■ TASK GOAL
Every entry should be repeated exactly. Omit the pictures.

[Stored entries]

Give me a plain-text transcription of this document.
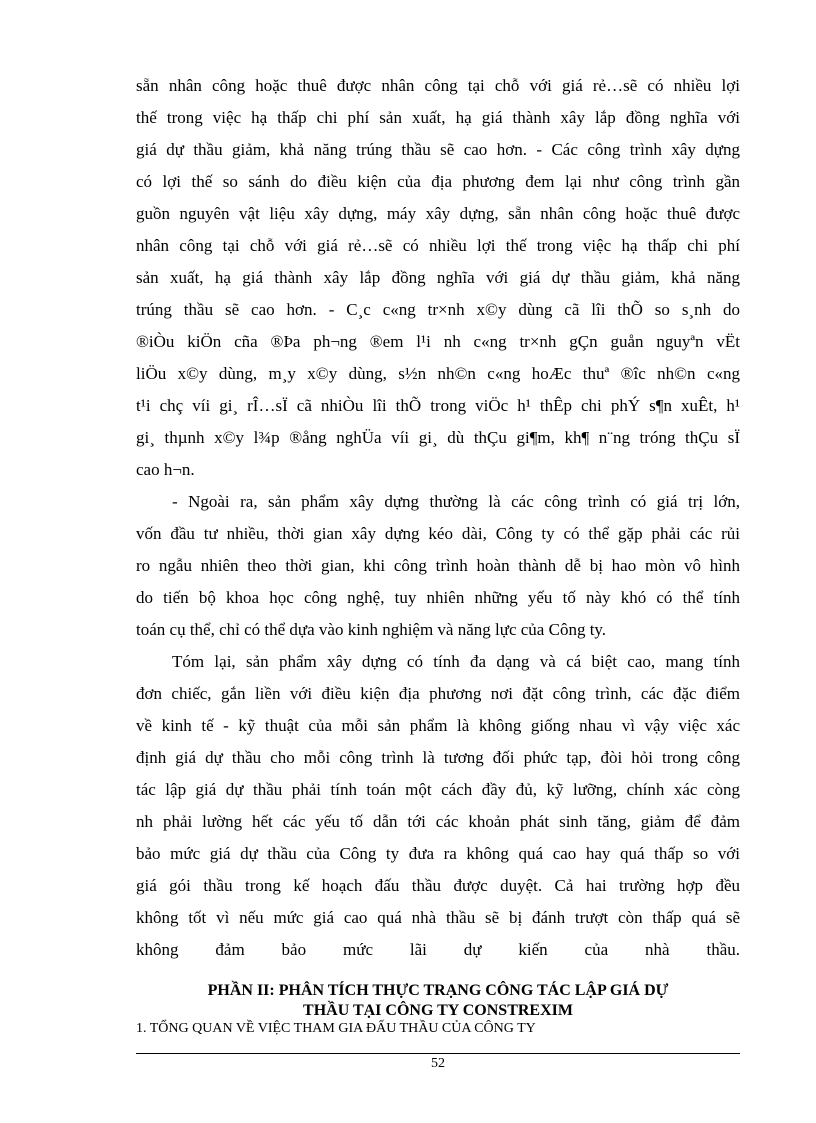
sẵn nhân công hoặc thuê được nhân công tại chỗ với giá rẻ…sẽ có nhiều lợi
thế trong việc hạ thấp chi phí sản xuất, hạ giá thành xây lắp đồng nghĩa với
giá dự thầu giảm, khả năng trúng thầu sẽ cao hơn. - Các công trình xây dựng
có lợi thế so sánh do điều kiện của địa phương đem lại như công trình gần
guồn nguyên vật liệu xây dựng, máy xây dựng, sẵn nhân công hoặc thuê được
nhân công tại chỗ với giá rẻ…sẽ có nhiều lợi thế trong việc hạ thấp chi phí
sản xuất, hạ giá thành xây lắp đồng nghĩa với giá dự thầu giảm, khả năng
trúng thầu sẽ cao hơn. - C¸c c«ng tr×nh x©y dùng cã lîi thÕ so s¸nh do
®iÒu kiÖn cña ®Þa ph¬ng ®em l¹i nh c«ng tr×nh gÇn guån nguyªn vËt
liÖu x©y dùng, m¸y x©y dùng, s½n nh©n c«ng hoÆc thuª ®îc nh©n c«ng
t¹i chç víi gi¸ rÎ…sÏ cã nhiÒu lîi thÕ trong viÖc h¹ thÊp chi phÝ s¶n xuÊt, h¹
gi¸ thµnh x©y l¾p ®ång nghÜa víi gi¸ dù thÇu gi¶m, kh¶ n¨ng tróng thÇu sÏ
cao h¬n.
- Ngoài ra, sản phẩm xây dựng thường là các công trình có giá trị lớn,
vốn đầu tư nhiều, thời gian xây dựng kéo dài, Công ty có thể gặp phải các rủi
ro ngẫu nhiên theo thời gian, khi công trình hoàn thành dễ bị hao mòn vô hình
do tiến bộ khoa học công nghệ, tuy nhiên những yếu tố này khó có thể tính
toán cụ thể, chỉ có thể dựa vào kinh nghiệm và năng lực của Công ty.
Tóm lại, sản phẩm xây dựng có tính đa dạng và cá biệt cao, mang tính
đơn chiếc, gắn liền với điều kiện địa phương nơi đặt công trình, các đặc điểm
về kinh tế - kỹ thuật của mỗi sản phẩm là không giống nhau vì vậy việc xác
định giá dự thầu cho mỗi công trình là tương đối phức tạp, đòi hỏi trong công
tác lập giá dự thầu phải tính toán một cách đầy đủ, kỹ lưỡng, chính xác còng
nh phải lường hết các yếu tố dẫn tới các khoản phát sinh tăng, giảm để đảm
bảo mức giá dự thầu của Công ty đưa ra không quá cao hay quá thấp so với
giá gói thầu trong kế hoạch đấu thầu được duyệt. Cả hai trường hợp đều
không tốt vì nếu mức giá cao quá nhà thầu sẽ bị đánh trượt còn thấp quá sẽ
không đảm bảo mức lãi dự kiến của nhà thầu.
PHẦN II: PHÂN TÍCH THỰC TRẠNG CÔNG TÁC LẬP GIÁ DỰ
THẦU TẠI CÔNG TY CONSTREXIM
1. TỔNG QUAN VỀ VIỆC THAM GIA ĐẤU THẦU CỦA CÔNG TY
52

■ OUTPUT FOR THIS TASK
Give me a plain-text transcription of this document.
sẵn nhân công hoặc thuê được nhân công tại chỗ với giá rẻ…sẽ có nhiều lợi
thế trong việc hạ thấp chi phí sản xuất, hạ giá thành xây lắp đồng nghĩa với
giá dự thầu giảm, khả năng trúng thầu sẽ cao hơn. - Các công trình xây dựng
có lợi thế so sánh do điều kiện của địa phương đem lại như công trình gần
guồn nguyên vật liệu xây dựng, máy xây dựng, sẵn nhân công hoặc thuê được
nhân công tại chỗ với giá rẻ…sẽ có nhiều lợi thế trong việc hạ thấp chi phí
sản xuất, hạ giá thành xây lắp đồng nghĩa với giá dự thầu giảm, khả năng
trúng thầu sẽ cao hơn. - C¸c c«ng tr×nh x©y dùng cã lîi thÕ so s¸nh do
®iÒu kiÖn cña ®Þa ph¬ng ®em l¹i nh c«ng tr×nh gÇn guån nguyªn vËt
liÖu x©y dùng, m¸y x©y dùng, s½n nh©n c«ng hoÆc thuª ®îc nh©n c«ng
t¹i chç víi gi¸ rÎ…sÏ cã nhiÒu lîi thÕ trong viÖc h¹ thÊp chi phÝ s¶n xuÊt, h¹
gi¸ thµnh x©y l¾p ®ång nghÜa víi gi¸ dù thÇu gi¶m, kh¶ n¨ng tróng thÇu sÏ
cao h¬n.
- Ngoài ra, sản phẩm xây dựng thường là các công trình có giá trị lớn,
vốn đầu tư nhiều, thời gian xây dựng kéo dài, Công ty có thể gặp phải các rủi
ro ngẫu nhiên theo thời gian, khi công trình hoàn thành dễ bị hao mòn vô hình
do tiến bộ khoa học công nghệ, tuy nhiên những yếu tố này khó có thể tính
toán cụ thể, chỉ có thể dựa vào kinh nghiệm và năng lực của Công ty.
Tóm lại, sản phẩm xây dựng có tính đa dạng và cá biệt cao, mang tính
đơn chiếc, gắn liền với điều kiện địa phương nơi đặt công trình, các đặc điểm
về kinh tế - kỹ thuật của mỗi sản phẩm là không giống nhau vì vậy việc xác
định giá dự thầu cho mỗi công trình là tương đối phức tạp, đòi hỏi trong công
tác lập giá dự thầu phải tính toán một cách đầy đủ, kỹ lưỡng, chính xác còng
nh phải lường hết các yếu tố dẫn tới các khoản phát sinh tăng, giảm để đảm
bảo mức giá dự thầu của Công ty đưa ra không quá cao hay quá thấp so với
giá gói thầu trong kế hoạch đấu thầu được duyệt. Cả hai trường hợp đều
không tốt vì nếu mức giá cao quá nhà thầu sẽ bị đánh trượt còn thấp quá sẽ
không đảm bảo mức lãi dự kiến của nhà thầu.
PHẦN II: PHÂN TÍCH THỰC TRẠNG CÔNG TÁC LẬP GIÁ DỰ
THẦU TẠI CÔNG TY CONSTREXIM
1. TỔNG QUAN VỀ VIỆC THAM GIA ĐẤU THẦU CỦA CÔNG TY
52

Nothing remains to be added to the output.